EXERCISE PROMPT:
Give back every line exactly as it appears, pictures excluded.
--- DATASET EXTRACT ---
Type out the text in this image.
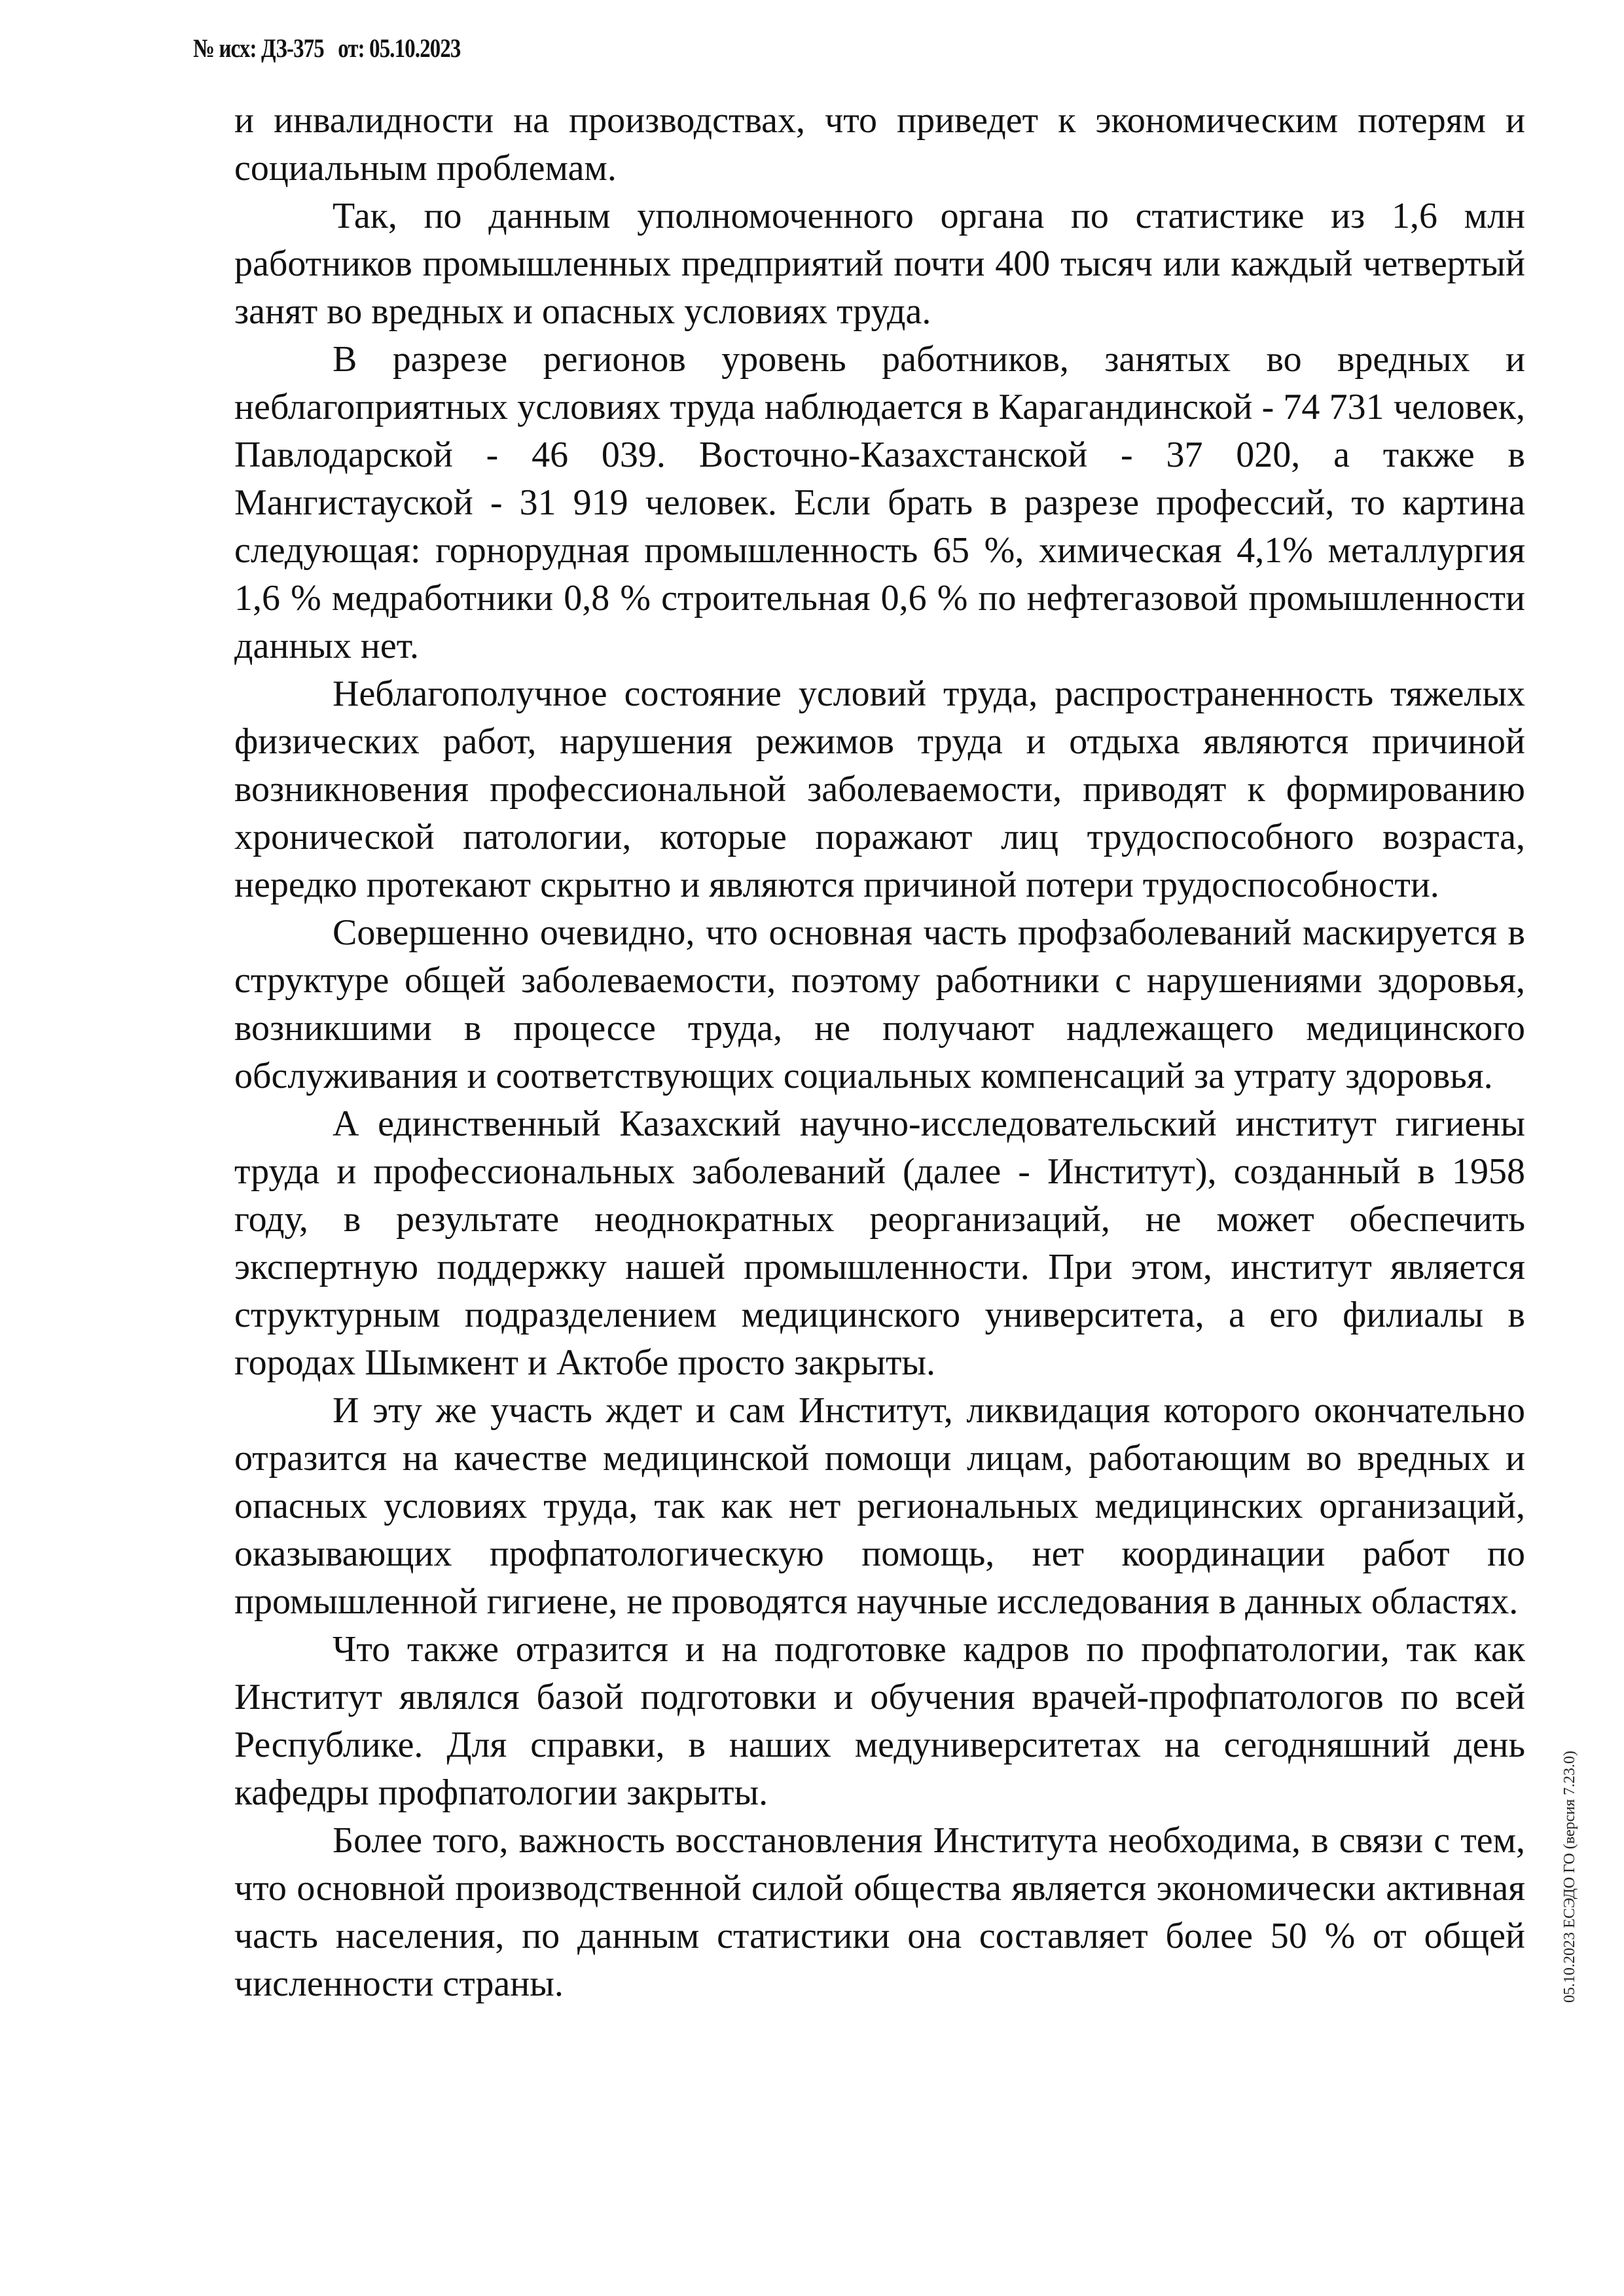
№ исх: ДЗ-375 от: 05.10.2023

и инвалидности на производствах, что приведет к экономическим потерям и социальным проблемам.

Так, по данным уполномоченного органа по статистике из 1,6 млн работников промышленных предприятий почти 400 тысяч или каждый четвертый занят во вредных и опасных условиях труда.

В разрезе регионов уровень работников, занятых во вредных и неблагоприятных условиях труда наблюдается в Карагандинской - 74 731 человек, Павлодарской - 46 039. Восточно-Казахстанской - 37 020, а также в Мангистауской - 31 919 человек. Если брать в разрезе профессий, то картина следующая: горнорудная промышленность 65 %, химическая 4,1% металлургия 1,6 % медработники 0,8 % строительная 0,6 % по нефтегазовой промышленности данных нет.

Неблагополучное состояние условий труда, распространенность тяжелых физических работ, нарушения режимов труда и отдыха являются причиной возникновения профессиональной заболеваемости, приводят к формированию хронической патологии, которые поражают лиц трудоспособного возраста, нередко протекают скрытно и являются причиной потери трудоспособности.

Совершенно очевидно, что основная часть профзаболеваний маскируется в структуре общей заболеваемости, поэтому работники с нарушениями здоровья, возникшими в процессе труда, не получают надлежащего медицинского обслуживания и соответствующих социальных компенсаций за утрату здоровья.

А единственный Казахский научно-исследовательский институт гигиены труда и профессиональных заболеваний (далее - Институт), созданный в 1958 году, в результате неоднократных реорганизаций, не может обеспечить экспертную поддержку нашей промышленности. При этом, институт является структурным подразделением медицинского университета, а его филиалы в городах Шымкент и Актобе просто закрыты.

И эту же участь ждет и сам Институт, ликвидация которого окончательно отразится на качестве медицинской помощи лицам, работающим во вредных и опасных условиях труда, так как нет региональных медицинских организаций, оказывающих профпатологическую помощь, нет координации работ по промышленной гигиене, не проводятся научные исследования в данных областях.

Что также отразится и на подготовке кадров по профпатологии, так как Институт являлся базой подготовки и обучения врачей-профпатологов по всей Республике. Для справки, в наших медуниверситетах на сегодняшний день кафедры профпатологии закрыты.

Более того, важность восстановления Института необходима, в связи с тем, что основной производственной силой общества является экономически активная часть населения, по данным статистики она составляет более 50 % от общей численности страны.	05.10.2023 ЕСЭДО ГО (версия 7.23.0)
---
FINAL RESULT:
Type out the text in this image.
№ исх: ДЗ-375 от: 05.10.2023

и инвалидности на производствах, что приведет к экономическим потерям и социальным проблемам.

Так, по данным уполномоченного органа по статистике из 1,6 млн работников промышленных предприятий почти 400 тысяч или каждый четвертый занят во вредных и опасных условиях труда.

В разрезе регионов уровень работников, занятых во вредных и неблагоприятных условиях труда наблюдается в Карагандинской - 74 731 человек, Павлодарской - 46 039. Восточно-Казахстанской - 37 020, а также в Мангистауской - 31 919 человек. Если брать в разрезе профессий, то картина следующая: горнорудная промышленность 65 %, химическая 4,1% металлургия 1,6 % медработники 0,8 % строительная 0,6 % по нефтегазовой промышленности данных нет.

Неблагополучное состояние условий труда, распространенность тяжелых физических работ, нарушения режимов труда и отдыха являются причиной возникновения профессиональной заболеваемости, приводят к формированию хронической патологии, которые поражают лиц трудоспособного возраста, нередко протекают скрытно и являются причиной потери трудоспособности.

Совершенно очевидно, что основная часть профзаболеваний маскируется в структуре общей заболеваемости, поэтому работники с нарушениями здоровья, возникшими в процессе труда, не получают надлежащего медицинского обслуживания и соответствующих социальных компенсаций за утрату здоровья.

А единственный Казахский научно-исследовательский институт гигиены труда и профессиональных заболеваний (далее - Институт), созданный в 1958 году, в результате неоднократных реорганизаций, не может обеспечить экспертную поддержку нашей промышленности. При этом, институт является структурным подразделением медицинского университета, а его филиалы в городах Шымкент и Актобе просто закрыты.

И эту же участь ждет и сам Институт, ликвидация которого окончательно отразится на качестве медицинской помощи лицам, работающим во вредных и опасных условиях труда, так как нет региональных медицинских организаций, оказывающих профпатологическую помощь, нет координации работ по промышленной гигиене, не проводятся научные исследования в данных областях.

Что также отразится и на подготовке кадров по профпатологии, так как Институт являлся базой подготовки и обучения врачей-профпатологов по всей Республике. Для справки, в наших медуниверситетах на сегодняшний день кафедры профпатологии закрыты.

Более того, важность восстановления Института необходима, в связи с тем, что основной производственной силой общества является экономически активная часть населения, по данным статистики она составляет более 50 % от общей численности страны.	05.10.2023 ЕСЭДО ГО (версия 7.23.0)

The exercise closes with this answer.